- _Complete the following_:
a. Using the population redshift text, decide whether each statement agrees with it: (i) the mock survey data is downsampled by a factor of 10; (ii) the population redshift distribution equals the stack of the individual redshift PDFs; (iii) the printed number of observed redshifts is 20000. Answer yes or no for each, quoting the deciding words of the text.
b. In the population redshift text, take the part that opens with the words "In other words, the" and closes with "the posterior probability.", and write it out with "stacking" swapped for "averaging".
c. According to the population redshift text, what assumption allows the first term of the posterior to be factored into a product over galaxies?

**** Extract to read

Population Redshift Density Estimation

For every observed galaxy $g \in \mathbf{g}$ out of $N_\mathbf{g}$ galaxies, let's assume we have an associated redshift estimate $z_g$ with PDF $P(z_g | z)$. We now want to construct an estimate for the population redshift distribution $P(z|\mathbf{g})$. We can write out the posterior using Bayes Theorem:

$$ P(\rho|\lbrace p_g \rbrace) \propto P(\lbrace p_g \rbrace | \rho) P(\rho) $$

where we have suppressed some notation for compactness to write $\rho \equiv P(z|\mathbf{g})$ and $p_g \equiv P(z|g)$. Assuming independence, we can factor the first term to be

$$ P(\lbrace p_g \rbrace | \rho) = \prod_{g} P(p_g|\rho) = \prod_g \int P(z_g|z) P(z|\mathbf{g}) dz $$

In other words, the posterior probability for the population redshift distribution $P(z|\mathbf{g})$ is based on how much it overlaps the most with each of the individual redshift PDFs $P(z_g | z)$ (with some prior).

Note that this result means that the population distribution is not what you get by stacking the individual redshift PDFs:

$$ P(z|\mathbf{g}) \neq \frac{1}{N_\mathbf{g}}\sum_g P(z_g | z) $$

since there is no guarantee $\frac{1}{N_\mathbf{g}}\sum_g P(z_g | z)$ will maximize the posterior probability.

Data

For our proof-of-concept tests, we will use the mock SDSS data we previously generated.


In [3]:
downsample = 10  # downsampling the population
survey = pickle.load(open('../data/mock_sdss_cww_bpz.pkl', 'rb'))  # load data
types = survey.data['types'][::downsample]
templates = survey.data['templates'][::downsample]
redshifts = survey.data['redshifts'][::downsample]
mags = survey.data['refmags'][::downsample]
Nobs = len(types)

print('Number of observed redshifts:', Nobs)


Number of observed redshifts: 20000

Redshift Basis

As before, we can make this functional result a bit more concrete by representing our PDFs using some associated discrete basis $\lbrace \dots, K(z|z_h), \dots \rbrace$ indexed by $h \in \mathbf{h}$ via

$$ P(g|h) \rightarrow P(z_g|z_h) = \int P(z_g | z) K(z | z_h) dz $$

where the notation $K(z|z_h)$ again is meant to suggest a kernel density and differentiate it from $P(z_g|z)$.

********
**** Collected material

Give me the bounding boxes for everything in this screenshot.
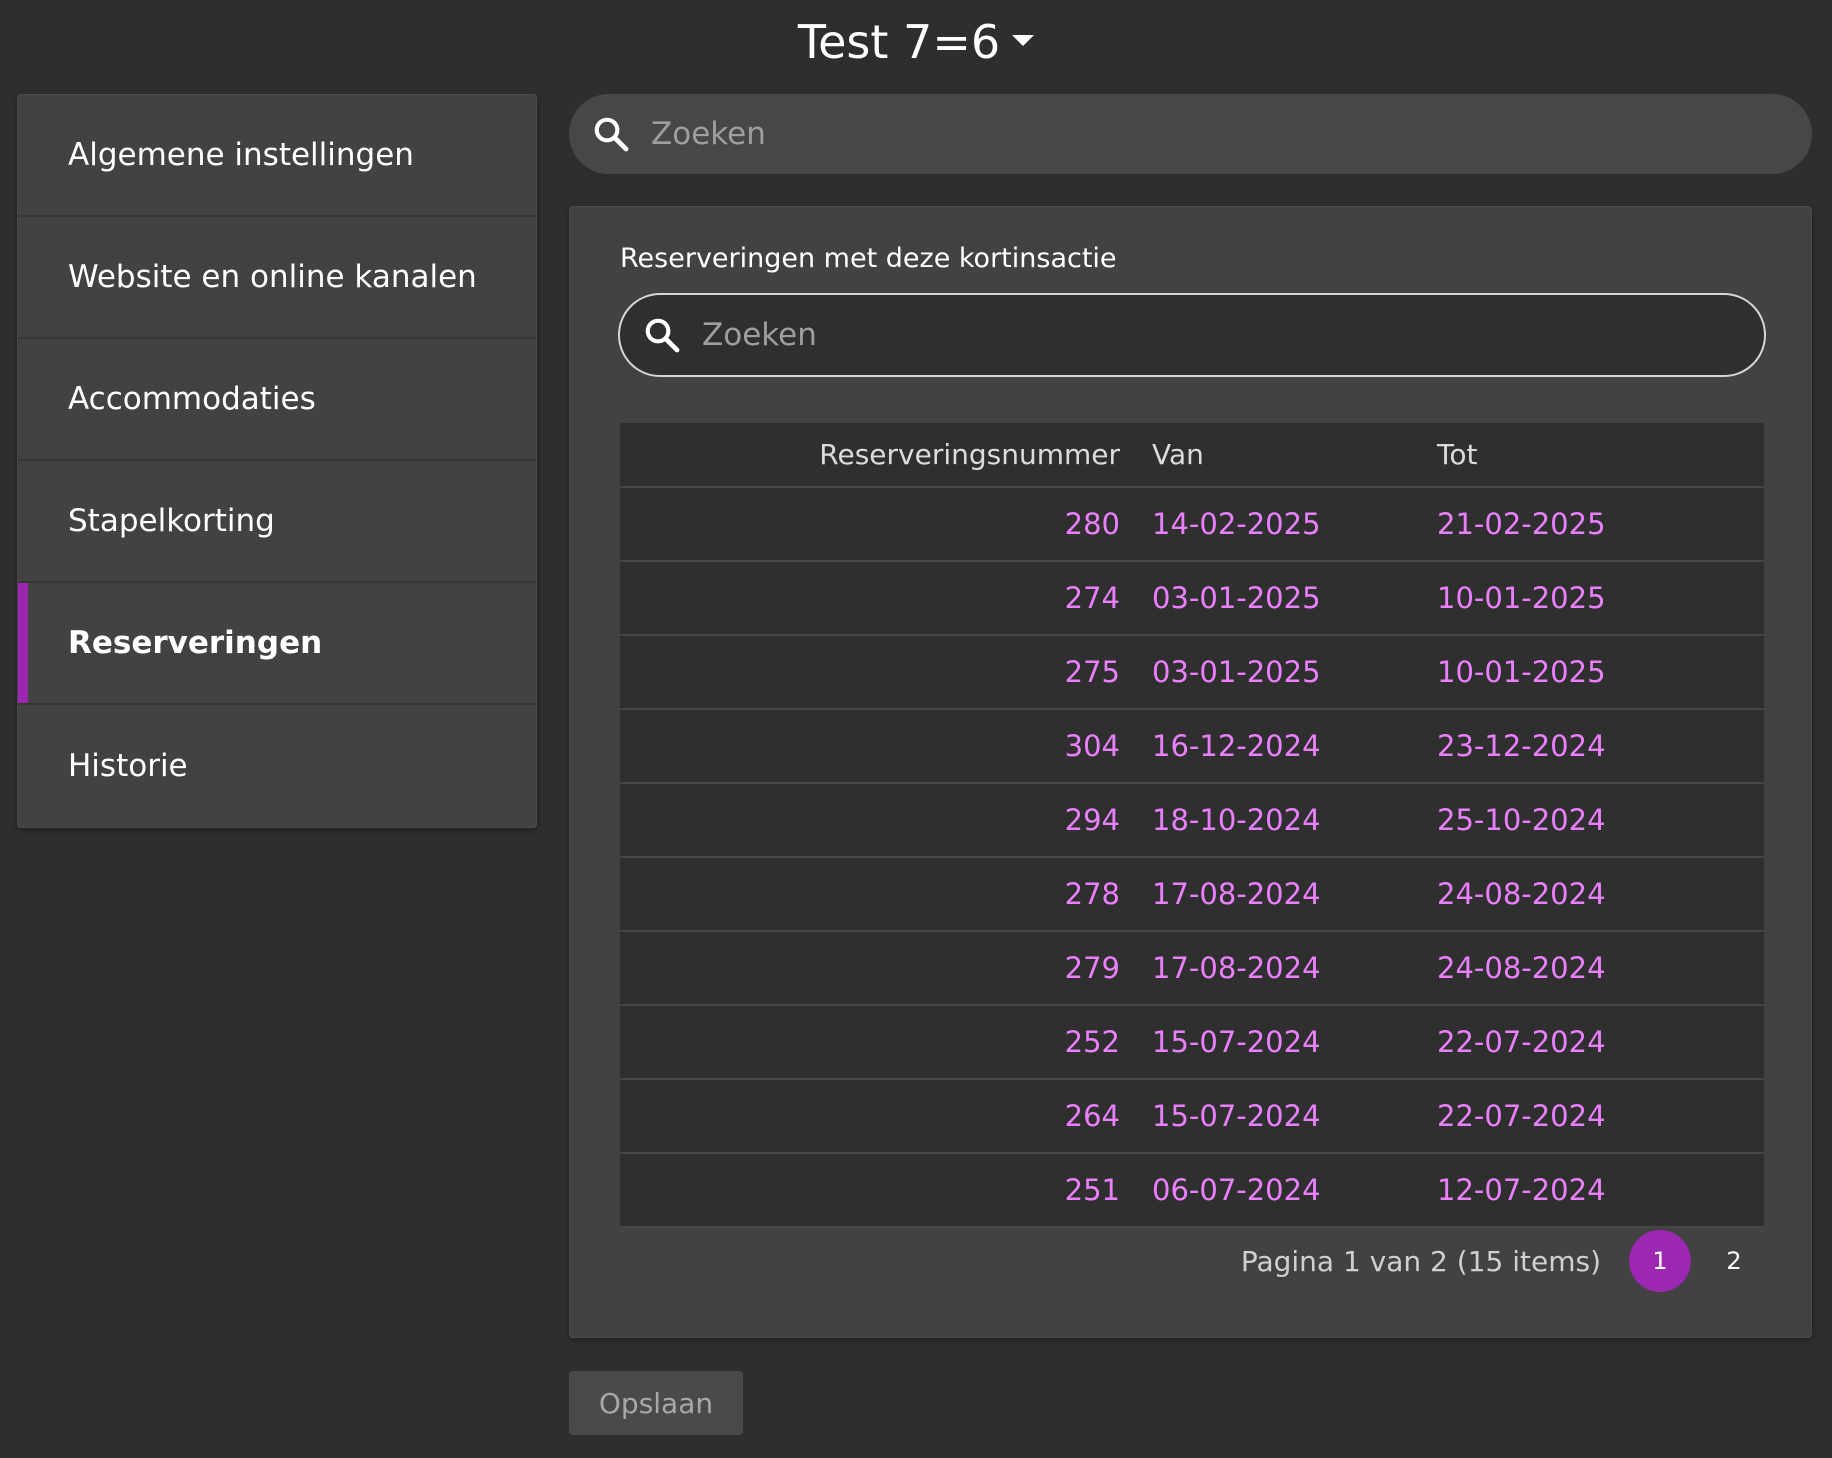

********

- _Problem solutions_:
a.
(i) Yes: "downsample = 10  # downsampling the population"
(ii) No: "the population distribution is not what you get by stacking the individual redshift PDFs"
(iii) Yes: "Number of observed redshifts: 20000"

b.
In other words, the posterior probability for the population redshift distribution $P(z|\mathbf{g})$ is based on how much it overlaps the most with each of the individual redshift PDFs $P(z_g | z)$ (with some prior).

Note that this result means that the population distribution is not what you get by averaging the individual redshift PDFs:

$$ P(z|\mathbf{g}) \neq \frac{1}{N_\mathbf{g}}\sum_g P(z_g | z) $$

since there is no guarantee $\frac{1}{N_\mathbf{g}}\sum_g P(z_g | z)$ will maximize the posterior probability.

c. Independence.